- THE PROBLEM:
Quote all of the data below exactly, please.

::: ENTRIES PROVIDED

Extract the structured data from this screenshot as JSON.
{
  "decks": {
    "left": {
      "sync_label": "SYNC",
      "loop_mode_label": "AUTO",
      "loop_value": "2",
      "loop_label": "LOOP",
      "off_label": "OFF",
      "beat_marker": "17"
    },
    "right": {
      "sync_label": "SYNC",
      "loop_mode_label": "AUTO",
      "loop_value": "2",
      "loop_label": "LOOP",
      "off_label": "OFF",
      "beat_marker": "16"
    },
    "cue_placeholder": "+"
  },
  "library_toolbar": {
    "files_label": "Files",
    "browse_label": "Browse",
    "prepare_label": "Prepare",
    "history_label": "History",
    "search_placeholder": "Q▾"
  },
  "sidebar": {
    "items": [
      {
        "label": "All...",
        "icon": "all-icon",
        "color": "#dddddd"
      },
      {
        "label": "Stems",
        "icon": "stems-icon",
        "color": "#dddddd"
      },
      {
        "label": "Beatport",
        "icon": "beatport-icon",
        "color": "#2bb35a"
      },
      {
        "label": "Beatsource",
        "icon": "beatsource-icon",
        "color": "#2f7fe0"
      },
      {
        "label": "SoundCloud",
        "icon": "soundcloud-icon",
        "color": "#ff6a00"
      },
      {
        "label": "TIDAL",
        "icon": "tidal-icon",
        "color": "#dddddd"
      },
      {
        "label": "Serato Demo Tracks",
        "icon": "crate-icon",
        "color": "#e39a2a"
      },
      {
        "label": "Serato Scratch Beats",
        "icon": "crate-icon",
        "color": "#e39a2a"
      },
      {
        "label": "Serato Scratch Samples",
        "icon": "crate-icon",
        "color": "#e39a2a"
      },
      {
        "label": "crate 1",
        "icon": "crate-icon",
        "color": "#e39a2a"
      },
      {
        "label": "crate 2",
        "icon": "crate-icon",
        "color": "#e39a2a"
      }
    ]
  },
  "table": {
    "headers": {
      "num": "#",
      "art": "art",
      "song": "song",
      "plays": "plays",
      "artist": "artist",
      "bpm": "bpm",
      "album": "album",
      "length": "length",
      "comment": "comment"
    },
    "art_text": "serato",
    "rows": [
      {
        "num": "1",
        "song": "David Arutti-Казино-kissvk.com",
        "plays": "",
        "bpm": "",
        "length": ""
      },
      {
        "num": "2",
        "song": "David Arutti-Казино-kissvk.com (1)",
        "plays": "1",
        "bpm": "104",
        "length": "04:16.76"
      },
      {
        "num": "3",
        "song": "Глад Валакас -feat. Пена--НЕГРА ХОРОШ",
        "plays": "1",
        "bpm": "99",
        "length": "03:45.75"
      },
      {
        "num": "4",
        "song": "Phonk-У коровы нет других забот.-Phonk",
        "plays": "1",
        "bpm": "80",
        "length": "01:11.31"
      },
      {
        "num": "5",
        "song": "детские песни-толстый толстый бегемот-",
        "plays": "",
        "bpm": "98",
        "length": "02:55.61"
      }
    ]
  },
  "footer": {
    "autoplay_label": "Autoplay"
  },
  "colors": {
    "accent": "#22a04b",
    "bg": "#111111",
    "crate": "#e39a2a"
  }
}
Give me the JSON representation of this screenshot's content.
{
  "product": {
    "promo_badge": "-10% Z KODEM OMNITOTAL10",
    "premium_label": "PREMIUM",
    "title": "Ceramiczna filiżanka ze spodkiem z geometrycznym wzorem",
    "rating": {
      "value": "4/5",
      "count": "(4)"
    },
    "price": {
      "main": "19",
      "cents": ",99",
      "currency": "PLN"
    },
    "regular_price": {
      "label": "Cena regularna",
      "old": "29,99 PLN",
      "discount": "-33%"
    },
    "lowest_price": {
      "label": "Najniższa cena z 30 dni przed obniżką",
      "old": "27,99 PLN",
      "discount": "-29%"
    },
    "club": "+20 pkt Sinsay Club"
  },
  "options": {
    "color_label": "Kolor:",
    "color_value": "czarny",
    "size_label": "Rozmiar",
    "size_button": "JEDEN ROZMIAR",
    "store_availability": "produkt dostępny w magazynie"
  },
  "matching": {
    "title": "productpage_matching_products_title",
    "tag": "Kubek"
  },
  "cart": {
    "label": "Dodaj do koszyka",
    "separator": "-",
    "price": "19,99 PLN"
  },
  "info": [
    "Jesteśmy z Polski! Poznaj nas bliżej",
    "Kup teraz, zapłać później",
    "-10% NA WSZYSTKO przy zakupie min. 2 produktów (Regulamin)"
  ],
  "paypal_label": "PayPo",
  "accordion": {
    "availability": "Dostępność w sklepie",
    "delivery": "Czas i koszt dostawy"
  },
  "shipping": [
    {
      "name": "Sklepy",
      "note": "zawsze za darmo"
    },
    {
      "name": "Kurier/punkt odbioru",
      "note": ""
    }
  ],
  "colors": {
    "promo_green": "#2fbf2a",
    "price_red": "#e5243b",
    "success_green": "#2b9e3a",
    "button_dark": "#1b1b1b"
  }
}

::::::

- EXERCISE RESULT:
Extract the structured data from this screenshot as JSON.
{
  "decks": {
    "left": {
      "sync_label": "SYNC",
      "loop_mode_label": "AUTO",
      "loop_value": "2",
      "loop_label": "LOOP",
      "off_label": "OFF",
      "beat_marker": "17"
    },
    "right": {
      "sync_label": "SYNC",
      "loop_mode_label": "AUTO",
      "loop_value": "2",
      "loop_label": "LOOP",
      "off_label": "OFF",
      "beat_marker": "16"
    },
    "cue_placeholder": "+"
  },
  "library_toolbar": {
    "files_label": "Files",
    "browse_label": "Browse",
    "prepare_label": "Prepare",
    "history_label": "History",
    "search_placeholder": "Q▾"
  },
  "sidebar": {
    "items": [
      {
        "label": "All...",
        "icon": "all-icon",
        "color": "#dddddd"
      },
      {
        "label": "Stems",
        "icon": "stems-icon",
        "color": "#dddddd"
      },
      {
        "label": "Beatport",
        "icon": "beatport-icon",
        "color": "#2bb35a"
      },
      {
        "label": "Beatsource",
        "icon": "beatsource-icon",
        "color": "#2f7fe0"
      },
      {
        "label": "SoundCloud",
        "icon": "soundcloud-icon",
        "color": "#ff6a00"
      },
      {
        "label": "TIDAL",
        "icon": "tidal-icon",
        "color": "#dddddd"
      },
      {
        "label": "Serato Demo Tracks",
        "icon": "crate-icon",
        "color": "#e39a2a"
      },
      {
        "label": "Serato Scratch Beats",
        "icon": "crate-icon",
        "color": "#e39a2a"
      },
      {
        "label": "Serato Scratch Samples",
        "icon": "crate-icon",
        "color": "#e39a2a"
      },
      {
        "label": "crate 1",
        "icon": "crate-icon",
        "color": "#e39a2a"
      },
      {
        "label": "crate 2",
        "icon": "crate-icon",
        "color": "#e39a2a"
      }
    ]
  },
  "table": {
    "headers": {
      "num": "#",
      "art": "art",
      "song": "song",
      "plays": "plays",
      "artist": "artist",
      "bpm": "bpm",
      "album": "album",
      "length": "length",
      "comment": "comment"
    },
    "art_text": "serato",
    "rows": [
      {
        "num": "1",
        "song": "David Arutti-Казино-kissvk.com",
        "plays": "",
        "bpm": "",
        "length": ""
      },
      {
        "num": "2",
        "song": "David Arutti-Казино-kissvk.com (1)",
        "plays": "1",
        "bpm": "104",
        "length": "04:16.76"
      },
      {
        "num": "3",
        "song": "Глад Валакас -feat. Пена--НЕГРА ХОРОШ",
        "plays": "1",
        "bpm": "99",
        "length": "03:45.75"
      },
      {
        "num": "4",
        "song": "Phonk-У коровы нет других забот.-Phonk",
        "plays": "1",
        "bpm": "80",
        "length": "01:11.31"
      },
      {
        "num": "5",
        "song": "детские песни-толстый толстый бегемот-",
        "plays": "",
        "bpm": "98",
        "length": "02:55.61"
      }
    ]
  },
  "footer": {
    "autoplay_label": "Autoplay"
  },
  "colors": {
    "accent": "#22a04b",
    "bg": "#111111",
    "crate": "#e39a2a"
  }
}
Give me the JSON representation of this screenshot's content.
{
  "product": {
    "promo_badge": "-10% Z KODEM OMNITOTAL10",
    "premium_label": "PREMIUM",
    "title": "Ceramiczna filiżanka ze spodkiem z geometrycznym wzorem",
    "rating": {
      "value": "4/5",
      "count": "(4)"
    },
    "price": {
      "main": "19",
      "cents": ",99",
      "currency": "PLN"
    },
    "regular_price": {
      "label": "Cena regularna",
      "old": "29,99 PLN",
      "discount": "-33%"
    },
    "lowest_price": {
      "label": "Najniższa cena z 30 dni przed obniżką",
      "old": "27,99 PLN",
      "discount": "-29%"
    },
    "club": "+20 pkt Sinsay Club"
  },
  "options": {
    "color_label": "Kolor:",
    "color_value": "czarny",
    "size_label": "Rozmiar",
    "size_button": "JEDEN ROZMIAR",
    "store_availability": "produkt dostępny w magazynie"
  },
  "matching": {
    "title": "productpage_matching_products_title",
    "tag": "Kubek"
  },
  "cart": {
    "label": "Dodaj do koszyka",
    "separator": "-",
    "price": "19,99 PLN"
  },
  "info": [
    "Jesteśmy z Polski! Poznaj nas bliżej",
    "Kup teraz, zapłać później",
    "-10% NA WSZYSTKO przy zakupie min. 2 produktów (Regulamin)"
  ],
  "paypal_label": "PayPo",
  "accordion": {
    "availability": "Dostępność w sklepie",
    "delivery": "Czas i koszt dostawy"
  },
  "shipping": [
    {
      "name": "Sklepy",
      "note": "zawsze za darmo"
    },
    {
      "name": "Kurier/punkt odbioru",
      "note": ""
    }
  ],
  "colors": {
    "promo_green": "#2fbf2a",
    "price_red": "#e5243b",
    "success_green": "#2b9e3a",
    "button_dark": "#1b1b1b"
  }
}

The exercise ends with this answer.